• **WHAT THIS TASK INVOLVES**
Summarize the code review discussion below in two sentences.

• **SELECTED EXTRACT**
>> Begin
Thanks Matt! I made some suggestions.

add ppf, isf, and rvs attributes

I would postpone it at least for ppf and rvs. Personally, I really don't like these names and would prefer to wait for us to discuss the new distribution API. (There are more than one articles online about people being confused about the naming 😅)

tupui · 2023-03-29T23:30:42Z

scipy/stats/_survival.py

+        low = EmpiricalDistributionFunction(self.q, np.clip(low, 0, 1),
+                                            None, None, self._kind)
+        high = EmpiricalDistributionFunction(self.q, np.clip(high, 0, 1),
+                                            None, None, self._kind)
+        return ConfidenceInterval(low, high)


I am not sure I understand why you would want to have the nesting. Why do you want the output of CI to have a full object?

See plotting code above, for example. It makes it nicer to be able to evaluate the CI bounds at arbitrary points. Without this, the code might look like:

# Also note that confidence interval bounds now have `evaluate` method q = [-3] + list(res.sf.q) + [3] low, high = res.sf.confidence_interval() plt.step(q, res.sf.evaluate(q), color='C0', where='<removed>') # removed to make a point plt.step(q, [1, list(low), low[-1]], color='C1', where='<removed>') plt.step(q, [1, list(high), high[-1]], color='C1', where='<removed>')

which just isn't quite as nice.

In general, I don't see why the need to evaluate the CI bounds at arbitrary points is much less than the need to evaluate the point estimate at arbitrary points. So if there needs to be a way to evaluate the point estimate of sf at arbitrary points (and this was requested by a few reviewers of gh-18035), why shouldn't its upper and lower bounds?

Likewise, I think a very simple plotting method would be useful for the point estimate because it saves the user from needing to remember and execute several steps:

Evaluate the function not only at all the unique times, but also at a time before the first sample time and after the last sample time. Those edge points are important to make the plot look right.

Use plt.step instead of plt.plot

Set appropriate options. To get a sense of how much convenience this adds, what value be passed for where? I removed it from the code above to make this more challenging, but don't cheat by looking at your email. If you think you know, would you have been sure if you hadn't seen me use it before?

The need to plot the CI bounds is just as great as the need to plot the point estimate, so if the point estimate should get a plot method, the CI bounds should get a plot method.

I would prefer if instead we would allow res.[sf,cdf].confidence_interval to get as input the new quantiles: confidence_interval(confidence_level, *, ..., quantiles). This looks natural to me and close to evaluate. Then we don't need the object nesting and in the plot function, we can just have an option to plot CI or not. Here it would bring a bit more "legitimacy" to add the plot function.

(About plot. In general I am not against that, we need to be careful about not doing too much though.)

tupui · 2023-03-29T23:32:20Z

scipy/stats/_survival.py

+    q : ndarray
+        The unique values of the sample from which the
+        `EmpiricalDistributionFunction` was estimated.
+    p : ndarray
+        The point estimates of the cumulative distribution function (CDF) or
+        its complement, the survival function (SF), corresponding with `q`.
>> End
• **MATERIAL PROVIDED**
>> Begin
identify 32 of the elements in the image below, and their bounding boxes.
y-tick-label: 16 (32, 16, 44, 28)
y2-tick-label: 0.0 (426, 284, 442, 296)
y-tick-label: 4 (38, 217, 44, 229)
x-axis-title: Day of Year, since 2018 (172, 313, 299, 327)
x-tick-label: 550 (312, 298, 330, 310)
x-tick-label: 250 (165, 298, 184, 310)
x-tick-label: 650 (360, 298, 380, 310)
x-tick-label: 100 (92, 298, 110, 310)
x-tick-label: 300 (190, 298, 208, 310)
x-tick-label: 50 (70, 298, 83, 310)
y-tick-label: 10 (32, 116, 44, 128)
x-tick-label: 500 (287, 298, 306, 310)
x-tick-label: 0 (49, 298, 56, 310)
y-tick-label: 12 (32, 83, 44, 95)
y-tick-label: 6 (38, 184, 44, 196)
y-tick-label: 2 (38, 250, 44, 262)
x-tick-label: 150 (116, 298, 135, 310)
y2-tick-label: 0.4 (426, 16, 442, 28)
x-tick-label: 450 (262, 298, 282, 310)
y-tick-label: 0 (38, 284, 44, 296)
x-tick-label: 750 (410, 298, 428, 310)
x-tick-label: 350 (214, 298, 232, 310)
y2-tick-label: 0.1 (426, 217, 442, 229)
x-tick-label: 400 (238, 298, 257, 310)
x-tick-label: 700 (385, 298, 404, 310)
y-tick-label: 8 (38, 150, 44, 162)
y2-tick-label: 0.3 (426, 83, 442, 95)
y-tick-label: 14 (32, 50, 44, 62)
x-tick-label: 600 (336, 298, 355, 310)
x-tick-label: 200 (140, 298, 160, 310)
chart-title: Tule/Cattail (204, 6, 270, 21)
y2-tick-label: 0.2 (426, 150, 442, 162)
>> End
• **SOLUTION TO THE EXERCISE**
One reviewer suggests postponing the ppf and rvs attributes until the new distribution API is discussed, citing dislike of the names and online confusion about them. The thread also debates whether confidence interval bounds should be full objects, which would let them be evaluated at arbitrary points and plotted like the point estimate, or whether confidence_interval should instead take quantiles as input so no nesting is needed.